WHAT THIS TASK INVOLVES: In the records below, work out how many lines hold the word "toilet". Report the number alone.

DATA:
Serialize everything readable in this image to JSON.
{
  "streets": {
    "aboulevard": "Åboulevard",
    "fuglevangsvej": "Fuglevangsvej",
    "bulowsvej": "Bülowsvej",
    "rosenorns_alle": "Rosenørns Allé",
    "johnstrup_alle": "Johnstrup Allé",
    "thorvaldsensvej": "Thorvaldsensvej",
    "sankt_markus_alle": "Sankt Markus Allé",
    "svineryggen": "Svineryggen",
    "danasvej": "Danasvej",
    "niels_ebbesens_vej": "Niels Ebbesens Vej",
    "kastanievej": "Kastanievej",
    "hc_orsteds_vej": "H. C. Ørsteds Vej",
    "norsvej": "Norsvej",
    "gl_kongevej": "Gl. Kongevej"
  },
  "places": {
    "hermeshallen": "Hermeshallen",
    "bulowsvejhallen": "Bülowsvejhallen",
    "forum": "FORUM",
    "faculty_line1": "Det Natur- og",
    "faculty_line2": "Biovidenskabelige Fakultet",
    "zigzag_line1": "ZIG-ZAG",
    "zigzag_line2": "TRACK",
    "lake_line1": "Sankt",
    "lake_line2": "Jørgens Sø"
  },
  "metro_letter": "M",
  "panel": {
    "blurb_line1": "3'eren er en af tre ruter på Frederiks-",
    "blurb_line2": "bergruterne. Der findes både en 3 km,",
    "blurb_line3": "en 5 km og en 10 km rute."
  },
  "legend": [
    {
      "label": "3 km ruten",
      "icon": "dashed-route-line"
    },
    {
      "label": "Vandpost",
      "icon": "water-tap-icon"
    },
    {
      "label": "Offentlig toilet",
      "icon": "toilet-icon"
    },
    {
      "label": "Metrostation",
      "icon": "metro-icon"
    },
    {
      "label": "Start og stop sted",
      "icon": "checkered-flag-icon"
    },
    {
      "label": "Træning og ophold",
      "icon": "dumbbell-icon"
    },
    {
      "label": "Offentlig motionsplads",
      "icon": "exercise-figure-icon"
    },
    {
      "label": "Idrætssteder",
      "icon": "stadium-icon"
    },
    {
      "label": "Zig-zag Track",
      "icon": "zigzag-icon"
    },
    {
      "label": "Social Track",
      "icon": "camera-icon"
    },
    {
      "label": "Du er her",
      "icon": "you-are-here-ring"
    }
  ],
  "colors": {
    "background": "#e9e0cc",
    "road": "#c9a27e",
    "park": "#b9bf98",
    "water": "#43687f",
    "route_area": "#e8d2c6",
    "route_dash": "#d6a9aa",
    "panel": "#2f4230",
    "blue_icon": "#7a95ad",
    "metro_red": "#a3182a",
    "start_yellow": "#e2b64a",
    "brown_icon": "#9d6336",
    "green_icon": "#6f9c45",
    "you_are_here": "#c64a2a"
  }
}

THE RESPONSE: 2